====== Extracted data ======
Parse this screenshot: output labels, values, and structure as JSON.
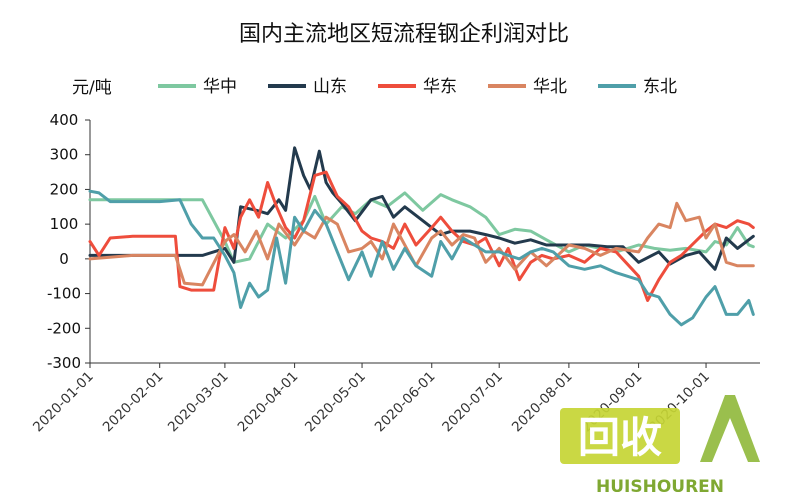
{
  "chart_data": {
    "type": "line",
    "title": "国内主流地区短流程钢企利润对比",
    "ylabel": "元/吨",
    "xlabel": "",
    "ylim": [
      -300,
      400
    ],
    "y_ticks": [
      "400",
      "300",
      "200",
      "100",
      "0",
      "-100",
      "-200",
      "-300"
    ],
    "x_tick_labels": [
      "2020-01-01",
      "2020-02-01",
      "2020-03-01",
      "2020-04-01",
      "2020-05-01",
      "2020-06-01",
      "2020-07-01",
      "2020-08-01",
      "2020-09-01",
      "2020-10-01"
    ],
    "grid": false,
    "legend_position": "top",
    "series": [
      {
        "name": "华中",
        "color": "#7ec8a0",
        "x": [
          "2020-01-01",
          "2020-01-28",
          "2020-02-05",
          "2020-02-20",
          "2020-03-01",
          "2020-03-05",
          "2020-03-12",
          "2020-03-20",
          "2020-03-28",
          "2020-04-05",
          "2020-04-10",
          "2020-04-15",
          "2020-04-22",
          "2020-04-28",
          "2020-05-05",
          "2020-05-12",
          "2020-05-20",
          "2020-05-28",
          "2020-06-05",
          "2020-06-10",
          "2020-06-18",
          "2020-06-25",
          "2020-07-01",
          "2020-07-08",
          "2020-07-15",
          "2020-07-22",
          "2020-08-01",
          "2020-08-08",
          "2020-08-15",
          "2020-08-22",
          "2020-09-01",
          "2020-09-08",
          "2020-09-15",
          "2020-09-22",
          "2020-10-01",
          "2020-10-05",
          "2020-10-10",
          "2020-10-15",
          "2020-10-20",
          "2020-10-22"
        ],
        "y": [
          170,
          170,
          170,
          170,
          50,
          -10,
          0,
          100,
          60,
          110,
          180,
          100,
          150,
          130,
          170,
          150,
          190,
          140,
          185,
          170,
          150,
          120,
          70,
          85,
          80,
          55,
          20,
          40,
          30,
          20,
          40,
          30,
          25,
          30,
          20,
          50,
          40,
          90,
          40,
          35
        ]
      },
      {
        "name": "山东",
        "color": "#233a4d",
        "x": [
          "2020-01-01",
          "2020-01-20",
          "2020-02-01",
          "2020-02-20",
          "2020-03-01",
          "2020-03-05",
          "2020-03-08",
          "2020-03-15",
          "2020-03-20",
          "2020-03-25",
          "2020-03-28",
          "2020-04-01",
          "2020-04-05",
          "2020-04-08",
          "2020-04-12",
          "2020-04-15",
          "2020-04-18",
          "2020-04-22",
          "2020-04-28",
          "2020-05-05",
          "2020-05-10",
          "2020-05-15",
          "2020-05-20",
          "2020-05-28",
          "2020-06-05",
          "2020-06-10",
          "2020-06-18",
          "2020-06-25",
          "2020-07-01",
          "2020-07-08",
          "2020-07-15",
          "2020-07-22",
          "2020-08-01",
          "2020-08-10",
          "2020-08-18",
          "2020-08-25",
          "2020-09-01",
          "2020-09-10",
          "2020-09-15",
          "2020-09-22",
          "2020-09-28",
          "2020-10-05",
          "2020-10-10",
          "2020-10-15",
          "2020-10-22"
        ],
        "y": [
          10,
          10,
          10,
          10,
          30,
          -10,
          150,
          140,
          130,
          170,
          140,
          320,
          240,
          200,
          310,
          220,
          190,
          160,
          110,
          170,
          180,
          120,
          150,
          110,
          70,
          80,
          80,
          70,
          60,
          45,
          55,
          40,
          40,
          40,
          35,
          35,
          -10,
          20,
          -15,
          10,
          20,
          -30,
          60,
          30,
          65
        ]
      },
      {
        "name": "华东",
        "color": "#ee4d3c",
        "x": [
          "2020-01-01",
          "2020-01-05",
          "2020-01-10",
          "2020-01-20",
          "2020-02-01",
          "2020-02-08",
          "2020-02-10",
          "2020-02-15",
          "2020-02-20",
          "2020-02-25",
          "2020-03-01",
          "2020-03-05",
          "2020-03-08",
          "2020-03-12",
          "2020-03-16",
          "2020-03-20",
          "2020-03-24",
          "2020-03-28",
          "2020-04-01",
          "2020-04-05",
          "2020-04-10",
          "2020-04-15",
          "2020-04-20",
          "2020-04-25",
          "2020-05-01",
          "2020-05-05",
          "2020-05-10",
          "2020-05-15",
          "2020-05-20",
          "2020-05-25",
          "2020-06-01",
          "2020-06-05",
          "2020-06-10",
          "2020-06-15",
          "2020-06-20",
          "2020-06-25",
          "2020-07-01",
          "2020-07-05",
          "2020-07-10",
          "2020-07-15",
          "2020-07-20",
          "2020-07-25",
          "2020-08-01",
          "2020-08-08",
          "2020-08-15",
          "2020-08-22",
          "2020-09-01",
          "2020-09-05",
          "2020-09-10",
          "2020-09-15",
          "2020-09-20",
          "2020-10-01",
          "2020-10-05",
          "2020-10-10",
          "2020-10-15",
          "2020-10-20",
          "2020-10-22"
        ],
        "y": [
          50,
          10,
          60,
          65,
          65,
          65,
          -80,
          -90,
          -90,
          -90,
          90,
          30,
          120,
          170,
          120,
          220,
          150,
          90,
          60,
          110,
          240,
          250,
          180,
          150,
          80,
          60,
          50,
          30,
          100,
          40,
          90,
          120,
          80,
          50,
          40,
          60,
          -20,
          30,
          -60,
          -10,
          10,
          0,
          10,
          -10,
          30,
          20,
          -50,
          -120,
          -60,
          -10,
          10,
          80,
          100,
          90,
          110,
          100,
          90
        ]
      },
      {
        "name": "华北",
        "color": "#d98561",
        "x": [
          "2020-01-01",
          "2020-01-20",
          "2020-02-01",
          "2020-02-08",
          "2020-02-12",
          "2020-02-20",
          "2020-03-01",
          "2020-03-05",
          "2020-03-10",
          "2020-03-15",
          "2020-03-20",
          "2020-03-25",
          "2020-04-01",
          "2020-04-05",
          "2020-04-10",
          "2020-04-15",
          "2020-04-20",
          "2020-04-25",
          "2020-05-01",
          "2020-05-05",
          "2020-05-10",
          "2020-05-15",
          "2020-05-20",
          "2020-05-25",
          "2020-06-01",
          "2020-06-05",
          "2020-06-10",
          "2020-06-15",
          "2020-06-20",
          "2020-06-25",
          "2020-07-01",
          "2020-07-08",
          "2020-07-15",
          "2020-07-22",
          "2020-08-01",
          "2020-08-08",
          "2020-08-15",
          "2020-08-22",
          "2020-09-01",
          "2020-09-05",
          "2020-09-10",
          "2020-09-15",
          "2020-09-18",
          "2020-09-22",
          "2020-09-28",
          "2020-10-01",
          "2020-10-05",
          "2020-10-10",
          "2020-10-15",
          "2020-10-22"
        ],
        "y": [
          0,
          10,
          10,
          10,
          -70,
          -75,
          50,
          70,
          20,
          80,
          0,
          100,
          40,
          80,
          60,
          120,
          100,
          20,
          30,
          50,
          0,
          100,
          40,
          -20,
          60,
          80,
          40,
          70,
          60,
          -10,
          30,
          -30,
          20,
          -20,
          40,
          30,
          10,
          30,
          20,
          60,
          100,
          90,
          160,
          110,
          120,
          60,
          100,
          -10,
          -20,
          -20
        ]
      },
      {
        "name": "东北",
        "color": "#4f9fa9",
        "x": [
          "2020-01-01",
          "2020-01-05",
          "2020-01-10",
          "2020-01-20",
          "2020-02-01",
          "2020-02-10",
          "2020-02-15",
          "2020-02-20",
          "2020-02-25",
          "2020-03-01",
          "2020-03-05",
          "2020-03-08",
          "2020-03-12",
          "2020-03-16",
          "2020-03-20",
          "2020-03-24",
          "2020-03-28",
          "2020-04-01",
          "2020-04-05",
          "2020-04-10",
          "2020-04-15",
          "2020-04-20",
          "2020-04-25",
          "2020-05-01",
          "2020-05-05",
          "2020-05-10",
          "2020-05-15",
          "2020-05-20",
          "2020-05-25",
          "2020-06-01",
          "2020-06-05",
          "2020-06-10",
          "2020-06-15",
          "2020-06-20",
          "2020-06-25",
          "2020-07-01",
          "2020-07-05",
          "2020-07-10",
          "2020-07-15",
          "2020-07-20",
          "2020-07-25",
          "2020-08-01",
          "2020-08-08",
          "2020-08-15",
          "2020-08-22",
          "2020-09-01",
          "2020-09-05",
          "2020-09-10",
          "2020-09-15",
          "2020-09-20",
          "2020-09-25",
          "2020-10-01",
          "2020-10-05",
          "2020-10-10",
          "2020-10-15",
          "2020-10-20",
          "2020-10-22"
        ],
        "y": [
          195,
          190,
          165,
          165,
          165,
          170,
          100,
          60,
          60,
          10,
          -40,
          -140,
          -70,
          -110,
          -90,
          60,
          -70,
          120,
          80,
          140,
          100,
          20,
          -60,
          20,
          -50,
          50,
          -30,
          30,
          -20,
          -50,
          50,
          0,
          60,
          40,
          20,
          20,
          10,
          0,
          20,
          30,
          20,
          -20,
          -30,
          -20,
          -40,
          -60,
          -100,
          -110,
          -160,
          -190,
          -170,
          -110,
          -80,
          -160,
          -160,
          -120,
          -160
        ]
      }
    ]
  },
  "watermark": {
    "badge_text": "回收",
    "brand_text": "HUISHOUREN"
  }
}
======
### Work to complete
Only lines with "color" are wanted here; list each of them.

### Solution for this problem
        "color": "#7ec8a0",
        "color": "#233a4d",
        "color": "#ee4d3c",
        "color": "#d98561",
        "color": "#4f9fa9",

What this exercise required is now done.